▶ **EXERCISE INSTRUCTIONS**: Tally every line featuring "JSON", then give that tally alone.
★ ★ ★ ★ ★ ★ ★
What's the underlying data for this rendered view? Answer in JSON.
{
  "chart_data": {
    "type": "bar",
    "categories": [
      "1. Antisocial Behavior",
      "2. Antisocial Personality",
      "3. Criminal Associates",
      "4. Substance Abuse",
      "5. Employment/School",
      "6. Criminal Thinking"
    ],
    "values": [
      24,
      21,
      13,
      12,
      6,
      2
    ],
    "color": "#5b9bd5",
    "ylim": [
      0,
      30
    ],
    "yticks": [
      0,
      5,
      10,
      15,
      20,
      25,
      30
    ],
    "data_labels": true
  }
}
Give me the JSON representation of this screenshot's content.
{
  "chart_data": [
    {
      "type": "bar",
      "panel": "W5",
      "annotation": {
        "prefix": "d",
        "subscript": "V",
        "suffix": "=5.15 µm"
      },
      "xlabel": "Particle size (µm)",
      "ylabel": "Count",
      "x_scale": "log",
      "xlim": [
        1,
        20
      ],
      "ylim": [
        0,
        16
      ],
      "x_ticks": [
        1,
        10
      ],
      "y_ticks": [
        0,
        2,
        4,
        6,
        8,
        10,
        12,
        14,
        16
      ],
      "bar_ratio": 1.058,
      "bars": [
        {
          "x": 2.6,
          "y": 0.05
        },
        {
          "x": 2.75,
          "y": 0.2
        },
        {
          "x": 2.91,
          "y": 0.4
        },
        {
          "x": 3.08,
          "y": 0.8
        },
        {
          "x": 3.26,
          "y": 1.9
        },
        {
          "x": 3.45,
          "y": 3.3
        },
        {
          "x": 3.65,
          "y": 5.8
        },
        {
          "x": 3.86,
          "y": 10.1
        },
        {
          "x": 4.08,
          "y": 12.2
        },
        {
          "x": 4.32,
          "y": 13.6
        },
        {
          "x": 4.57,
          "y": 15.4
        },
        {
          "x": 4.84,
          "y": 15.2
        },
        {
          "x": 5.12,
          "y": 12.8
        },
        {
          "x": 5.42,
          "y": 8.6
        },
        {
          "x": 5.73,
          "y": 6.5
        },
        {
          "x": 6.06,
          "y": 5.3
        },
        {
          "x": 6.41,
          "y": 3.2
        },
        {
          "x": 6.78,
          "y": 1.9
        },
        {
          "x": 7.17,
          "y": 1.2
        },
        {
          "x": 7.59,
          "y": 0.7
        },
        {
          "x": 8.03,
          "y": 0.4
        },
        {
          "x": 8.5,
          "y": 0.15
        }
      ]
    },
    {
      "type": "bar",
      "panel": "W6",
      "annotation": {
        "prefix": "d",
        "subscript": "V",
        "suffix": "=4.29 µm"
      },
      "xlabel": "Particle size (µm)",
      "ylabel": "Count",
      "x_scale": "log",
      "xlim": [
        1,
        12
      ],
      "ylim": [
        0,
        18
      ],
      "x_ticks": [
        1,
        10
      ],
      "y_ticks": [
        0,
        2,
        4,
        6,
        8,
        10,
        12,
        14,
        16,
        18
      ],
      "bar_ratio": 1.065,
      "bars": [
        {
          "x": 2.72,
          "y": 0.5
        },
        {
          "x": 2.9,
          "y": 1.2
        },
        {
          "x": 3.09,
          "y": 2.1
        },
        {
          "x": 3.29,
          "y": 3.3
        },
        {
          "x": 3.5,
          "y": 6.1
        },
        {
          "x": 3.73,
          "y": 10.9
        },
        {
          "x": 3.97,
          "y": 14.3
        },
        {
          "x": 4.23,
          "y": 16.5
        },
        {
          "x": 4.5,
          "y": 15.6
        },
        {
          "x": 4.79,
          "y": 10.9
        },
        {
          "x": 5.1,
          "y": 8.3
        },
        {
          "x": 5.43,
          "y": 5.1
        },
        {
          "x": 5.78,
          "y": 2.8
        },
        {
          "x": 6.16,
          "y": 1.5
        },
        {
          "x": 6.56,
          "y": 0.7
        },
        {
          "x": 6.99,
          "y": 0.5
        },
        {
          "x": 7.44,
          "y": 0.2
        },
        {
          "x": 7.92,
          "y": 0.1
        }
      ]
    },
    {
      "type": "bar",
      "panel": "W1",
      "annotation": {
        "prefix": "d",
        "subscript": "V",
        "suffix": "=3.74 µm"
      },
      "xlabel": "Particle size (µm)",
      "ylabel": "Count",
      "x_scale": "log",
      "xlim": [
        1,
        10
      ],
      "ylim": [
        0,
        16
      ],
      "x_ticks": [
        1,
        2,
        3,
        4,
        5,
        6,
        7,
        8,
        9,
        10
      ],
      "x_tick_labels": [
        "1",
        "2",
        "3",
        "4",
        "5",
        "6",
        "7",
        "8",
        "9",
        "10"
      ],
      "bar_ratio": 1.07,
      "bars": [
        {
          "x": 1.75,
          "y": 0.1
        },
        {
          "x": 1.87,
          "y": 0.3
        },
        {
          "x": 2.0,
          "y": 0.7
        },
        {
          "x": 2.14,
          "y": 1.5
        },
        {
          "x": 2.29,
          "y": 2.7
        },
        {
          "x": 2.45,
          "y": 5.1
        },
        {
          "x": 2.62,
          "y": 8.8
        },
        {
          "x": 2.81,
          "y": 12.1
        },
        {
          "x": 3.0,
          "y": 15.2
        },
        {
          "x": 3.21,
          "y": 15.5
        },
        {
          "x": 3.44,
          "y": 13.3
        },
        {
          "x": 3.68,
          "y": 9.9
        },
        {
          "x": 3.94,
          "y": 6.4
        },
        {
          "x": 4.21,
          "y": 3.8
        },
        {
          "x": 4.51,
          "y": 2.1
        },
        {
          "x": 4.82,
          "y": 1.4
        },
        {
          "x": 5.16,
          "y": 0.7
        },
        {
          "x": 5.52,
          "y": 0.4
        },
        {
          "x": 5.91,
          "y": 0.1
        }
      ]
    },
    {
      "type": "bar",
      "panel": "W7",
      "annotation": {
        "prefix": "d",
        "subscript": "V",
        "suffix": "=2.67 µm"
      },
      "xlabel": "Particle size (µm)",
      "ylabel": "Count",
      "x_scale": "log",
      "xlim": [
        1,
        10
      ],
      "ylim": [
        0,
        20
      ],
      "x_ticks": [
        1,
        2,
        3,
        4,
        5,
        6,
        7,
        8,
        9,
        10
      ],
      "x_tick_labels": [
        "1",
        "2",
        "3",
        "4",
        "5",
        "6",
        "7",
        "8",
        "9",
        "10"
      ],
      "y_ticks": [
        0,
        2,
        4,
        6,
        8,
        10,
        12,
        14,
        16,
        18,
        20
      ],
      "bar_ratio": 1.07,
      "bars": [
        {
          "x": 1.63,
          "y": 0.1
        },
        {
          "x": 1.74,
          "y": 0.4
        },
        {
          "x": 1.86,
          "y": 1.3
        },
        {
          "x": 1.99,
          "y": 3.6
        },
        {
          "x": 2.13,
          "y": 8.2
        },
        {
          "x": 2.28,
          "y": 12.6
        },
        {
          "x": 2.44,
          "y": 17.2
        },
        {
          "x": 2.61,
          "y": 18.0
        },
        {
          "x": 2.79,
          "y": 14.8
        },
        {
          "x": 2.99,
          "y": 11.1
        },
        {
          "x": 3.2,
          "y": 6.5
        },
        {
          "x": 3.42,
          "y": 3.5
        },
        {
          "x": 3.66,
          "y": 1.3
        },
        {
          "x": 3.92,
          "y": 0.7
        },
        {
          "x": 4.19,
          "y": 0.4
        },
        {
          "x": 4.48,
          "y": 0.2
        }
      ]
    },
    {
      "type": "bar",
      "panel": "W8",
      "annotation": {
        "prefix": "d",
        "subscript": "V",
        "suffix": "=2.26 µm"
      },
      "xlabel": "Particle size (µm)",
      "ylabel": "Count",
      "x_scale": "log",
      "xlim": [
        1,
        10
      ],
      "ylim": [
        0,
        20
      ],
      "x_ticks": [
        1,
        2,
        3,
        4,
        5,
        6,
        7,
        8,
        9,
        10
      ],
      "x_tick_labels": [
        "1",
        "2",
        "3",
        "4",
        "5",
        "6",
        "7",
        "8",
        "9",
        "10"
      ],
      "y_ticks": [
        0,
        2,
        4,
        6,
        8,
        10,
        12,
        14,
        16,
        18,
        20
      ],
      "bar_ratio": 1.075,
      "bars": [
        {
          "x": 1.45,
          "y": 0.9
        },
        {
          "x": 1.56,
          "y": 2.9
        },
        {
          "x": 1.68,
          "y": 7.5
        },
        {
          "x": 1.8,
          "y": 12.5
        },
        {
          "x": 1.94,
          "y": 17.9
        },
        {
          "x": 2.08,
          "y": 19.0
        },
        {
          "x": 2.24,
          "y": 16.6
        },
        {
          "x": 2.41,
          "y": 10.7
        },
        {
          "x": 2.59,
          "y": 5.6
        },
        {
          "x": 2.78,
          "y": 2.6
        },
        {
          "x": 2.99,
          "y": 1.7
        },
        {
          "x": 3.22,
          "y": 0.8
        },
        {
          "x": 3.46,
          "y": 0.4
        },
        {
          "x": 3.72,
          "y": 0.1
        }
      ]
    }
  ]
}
★ ★ ★ ★ ★ ★ ★
▶ **FINISHED ANSWER**: 2